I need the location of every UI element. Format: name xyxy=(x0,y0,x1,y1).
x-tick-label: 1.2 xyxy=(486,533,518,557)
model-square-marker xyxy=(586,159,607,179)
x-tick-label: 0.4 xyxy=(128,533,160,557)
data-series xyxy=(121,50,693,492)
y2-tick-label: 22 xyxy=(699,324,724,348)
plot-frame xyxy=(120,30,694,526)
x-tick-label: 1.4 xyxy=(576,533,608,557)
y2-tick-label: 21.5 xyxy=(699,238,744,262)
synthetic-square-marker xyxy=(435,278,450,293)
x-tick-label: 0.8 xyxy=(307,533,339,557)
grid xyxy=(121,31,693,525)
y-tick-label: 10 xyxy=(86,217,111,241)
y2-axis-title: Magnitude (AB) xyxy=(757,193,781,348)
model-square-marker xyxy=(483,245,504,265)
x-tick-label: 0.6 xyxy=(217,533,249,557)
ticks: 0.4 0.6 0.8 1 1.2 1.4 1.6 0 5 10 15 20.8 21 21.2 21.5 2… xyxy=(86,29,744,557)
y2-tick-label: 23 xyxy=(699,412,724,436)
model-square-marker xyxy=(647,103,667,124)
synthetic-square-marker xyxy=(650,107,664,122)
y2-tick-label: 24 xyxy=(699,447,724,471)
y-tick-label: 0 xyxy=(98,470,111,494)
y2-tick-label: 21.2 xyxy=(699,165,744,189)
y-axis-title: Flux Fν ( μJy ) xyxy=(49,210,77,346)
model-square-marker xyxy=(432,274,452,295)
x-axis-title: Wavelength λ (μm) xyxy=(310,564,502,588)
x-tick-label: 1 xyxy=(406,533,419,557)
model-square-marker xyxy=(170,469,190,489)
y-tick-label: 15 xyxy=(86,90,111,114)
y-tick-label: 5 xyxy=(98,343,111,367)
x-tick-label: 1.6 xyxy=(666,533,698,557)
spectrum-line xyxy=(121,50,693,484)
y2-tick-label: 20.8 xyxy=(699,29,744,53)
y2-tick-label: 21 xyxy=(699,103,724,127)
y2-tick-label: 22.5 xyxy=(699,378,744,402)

**To be done**
Which lines in the items above contain the string "model"? Select each one and copy it in full, counting a match only when the case is the same.

**Solved problem**
model-square-marker xyxy=(586,159,607,179)
model-square-marker xyxy=(483,245,504,265)
model-square-marker xyxy=(647,103,667,124)
model-square-marker xyxy=(432,274,452,295)
model-square-marker xyxy=(170,469,190,489)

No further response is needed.